## TASK DATA
┄┄┄┄┄┄┄┄┄┄

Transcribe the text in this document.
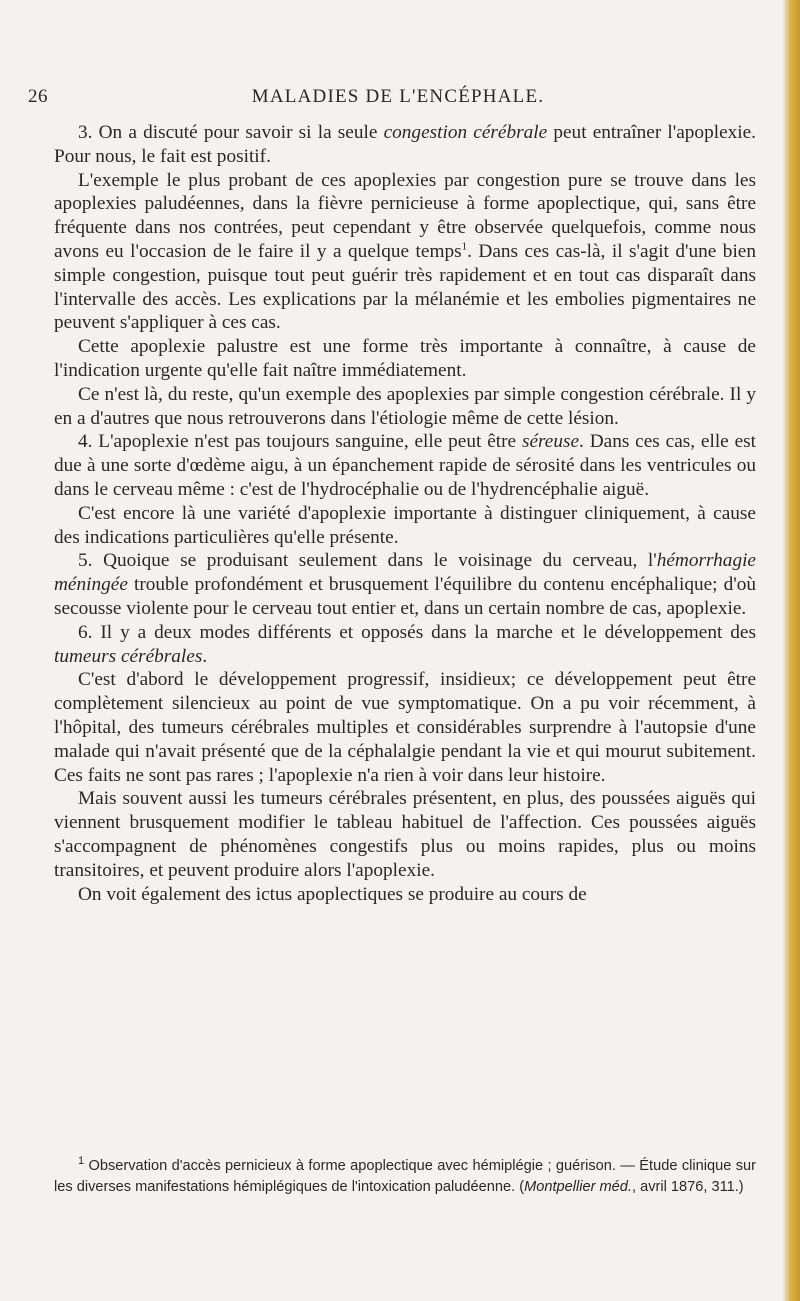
26	MALADIES DE L'ENCÉPHALE.

3. On a discuté pour savoir si la seule congestion cérébrale peut entraîner l'apoplexie. Pour nous, le fait est positif.

L'exemple le plus probant de ces apoplexies par congestion pure se trouve dans les apoplexies paludéennes, dans la fièvre pernicieuse à forme apoplectique, qui, sans être fréquente dans nos contrées, peut cependant y être observée quelquefois, comme nous avons eu l'occasion de le faire il y a quelque temps$^1$. Dans ces cas-là, il s'agit d'une bien simple congestion, puisque tout peut guérir très rapidement et en tout cas disparaît dans l'intervalle des accès. Les explications par la mélanémie et les embolies pigmentaires ne peuvent s'appliquer à ces cas.

Cette apoplexie palustre est une forme très importante à connaître, à cause de l'indication urgente qu'elle fait naître immédiatement.

Ce n'est là, du reste, qu'un exemple des apoplexies par simple congestion cérébrale. Il y en a d'autres que nous retrouverons dans l'étiologie même de cette lésion.

4. L'apoplexie n'est pas toujours sanguine, elle peut être séreuse. Dans ces cas, elle est due à une sorte d'œdème aigu, à un épanchement rapide de sérosité dans les ventricules ou dans le cerveau même : c'est de l'hydrocéphalie ou de l'hydrencéphalie aiguë.

C'est encore là une variété d'apoplexie importante à distinguer cliniquement, à cause des indications particulières qu'elle présente.

5. Quoique se produisant seulement dans le voisinage du cerveau, l'hémorrhagie méningée trouble profondément et brusquement l'équilibre du contenu encéphalique; d'où secousse violente pour le cerveau tout entier et, dans un certain nombre de cas, apoplexie.

6. Il y a deux modes différents et opposés dans la marche et le développement des tumeurs cérébrales.

C'est d'abord le développement progressif, insidieux; ce développement peut être complètement silencieux au point de vue symptomatique. On a pu voir récemment, à l'hôpital, des tumeurs cérébrales multiples et considérables surprendre à l'autopsie d'une malade qui n'avait présenté que de la céphalalgie pendant la vie et qui mourut subitement. Ces faits ne sont pas rares ; l'apoplexie n'a rien à voir dans leur histoire.

Mais souvent aussi les tumeurs cérébrales présentent, en plus, des poussées aiguës qui viennent brusquement modifier le tableau habituel de l'affection. Ces poussées aiguës s'accompagnent de phénomènes congestifs plus ou moins rapides, plus ou moins transitoires, et peuvent produire alors l'apoplexie.

On voit également des ictus apoplectiques se produire au cours de

$^1$ Observation d'accès pernicieux à forme apoplectique avec hémiplégie ; guérison. — Étude clinique sur les diverses manifestations hémiplégiques de l'intoxication paludéenne. (Montpellier méd., avril 1876, 311.)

┄┄┄┄┄┄┄┄┄┄

## REQUIREMENTS
Transcribe every entry word for word, but skip the pictures.

## TASK RESPONSE
Transcribe the text in this document.
26	MALADIES DE L'ENCÉPHALE.

3. On a discuté pour savoir si la seule congestion cérébrale peut entraîner l'apoplexie. Pour nous, le fait est positif.

L'exemple le plus probant de ces apoplexies par congestion pure se trouve dans les apoplexies paludéennes, dans la fièvre pernicieuse à forme apoplectique, qui, sans être fréquente dans nos contrées, peut cependant y être observée quelquefois, comme nous avons eu l'occasion de le faire il y a quelque temps$^1$. Dans ces cas-là, il s'agit d'une bien simple congestion, puisque tout peut guérir très rapidement et en tout cas disparaît dans l'intervalle des accès. Les explications par la mélanémie et les embolies pigmentaires ne peuvent s'appliquer à ces cas.

Cette apoplexie palustre est une forme très importante à connaître, à cause de l'indication urgente qu'elle fait naître immédiatement.

Ce n'est là, du reste, qu'un exemple des apoplexies par simple congestion cérébrale. Il y en a d'autres que nous retrouverons dans l'étiologie même de cette lésion.

4. L'apoplexie n'est pas toujours sanguine, elle peut être séreuse. Dans ces cas, elle est due à une sorte d'œdème aigu, à un épanchement rapide de sérosité dans les ventricules ou dans le cerveau même : c'est de l'hydrocéphalie ou de l'hydrencéphalie aiguë.

C'est encore là une variété d'apoplexie importante à distinguer cliniquement, à cause des indications particulières qu'elle présente.

5. Quoique se produisant seulement dans le voisinage du cerveau, l'hémorrhagie méningée trouble profondément et brusquement l'équilibre du contenu encéphalique; d'où secousse violente pour le cerveau tout entier et, dans un certain nombre de cas, apoplexie.

6. Il y a deux modes différents et opposés dans la marche et le développement des tumeurs cérébrales.

C'est d'abord le développement progressif, insidieux; ce développement peut être complètement silencieux au point de vue symptomatique. On a pu voir récemment, à l'hôpital, des tumeurs cérébrales multiples et considérables surprendre à l'autopsie d'une malade qui n'avait présenté que de la céphalalgie pendant la vie et qui mourut subitement. Ces faits ne sont pas rares ; l'apoplexie n'a rien à voir dans leur histoire.

Mais souvent aussi les tumeurs cérébrales présentent, en plus, des poussées aiguës qui viennent brusquement modifier le tableau habituel de l'affection. Ces poussées aiguës s'accompagnent de phénomènes congestifs plus ou moins rapides, plus ou moins transitoires, et peuvent produire alors l'apoplexie.

On voit également des ictus apoplectiques se produire au cours de

$^1$ Observation d'accès pernicieux à forme apoplectique avec hémiplégie ; guérison. — Étude clinique sur les diverses manifestations hémiplégiques de l'intoxication paludéenne. (Montpellier méd., avril 1876, 311.)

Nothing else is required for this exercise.